**Goal:**
Show all lines holding the string "sous".

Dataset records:
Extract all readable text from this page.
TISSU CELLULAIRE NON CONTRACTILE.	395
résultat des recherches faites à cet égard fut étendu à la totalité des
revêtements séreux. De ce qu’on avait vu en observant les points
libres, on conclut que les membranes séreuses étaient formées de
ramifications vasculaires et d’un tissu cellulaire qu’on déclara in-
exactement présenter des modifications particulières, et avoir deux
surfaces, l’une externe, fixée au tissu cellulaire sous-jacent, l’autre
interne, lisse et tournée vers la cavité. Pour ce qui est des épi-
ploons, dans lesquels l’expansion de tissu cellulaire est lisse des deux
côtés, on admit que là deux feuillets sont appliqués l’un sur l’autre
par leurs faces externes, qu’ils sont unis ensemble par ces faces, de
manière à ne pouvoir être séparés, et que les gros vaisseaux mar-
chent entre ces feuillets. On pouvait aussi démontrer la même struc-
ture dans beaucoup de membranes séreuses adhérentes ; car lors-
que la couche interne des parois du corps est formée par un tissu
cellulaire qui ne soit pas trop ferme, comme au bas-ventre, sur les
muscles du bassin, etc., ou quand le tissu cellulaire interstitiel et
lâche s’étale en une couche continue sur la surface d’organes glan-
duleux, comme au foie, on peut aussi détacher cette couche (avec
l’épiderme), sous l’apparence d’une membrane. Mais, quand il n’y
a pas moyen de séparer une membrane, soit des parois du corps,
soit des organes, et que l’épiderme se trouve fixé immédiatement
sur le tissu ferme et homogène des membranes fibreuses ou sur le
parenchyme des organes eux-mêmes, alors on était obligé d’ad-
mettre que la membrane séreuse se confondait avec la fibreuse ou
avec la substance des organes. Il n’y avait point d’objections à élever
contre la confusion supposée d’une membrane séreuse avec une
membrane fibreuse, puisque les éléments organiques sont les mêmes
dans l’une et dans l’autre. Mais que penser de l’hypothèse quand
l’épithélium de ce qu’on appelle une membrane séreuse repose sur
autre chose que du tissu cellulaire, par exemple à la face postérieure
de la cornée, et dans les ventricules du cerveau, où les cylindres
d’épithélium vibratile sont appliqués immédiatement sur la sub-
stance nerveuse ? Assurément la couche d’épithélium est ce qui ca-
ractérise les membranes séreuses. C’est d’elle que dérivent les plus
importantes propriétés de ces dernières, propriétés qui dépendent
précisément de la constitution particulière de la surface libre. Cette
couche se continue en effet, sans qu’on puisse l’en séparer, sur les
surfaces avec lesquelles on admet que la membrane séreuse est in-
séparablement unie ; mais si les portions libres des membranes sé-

**Response to this exercise:**
surfaces, l’une externe, fixée au tissu cellulaire sous-jacent, l’autre
l’épiderme), sous l’apparence d’une membrane. Mais, quand il n’y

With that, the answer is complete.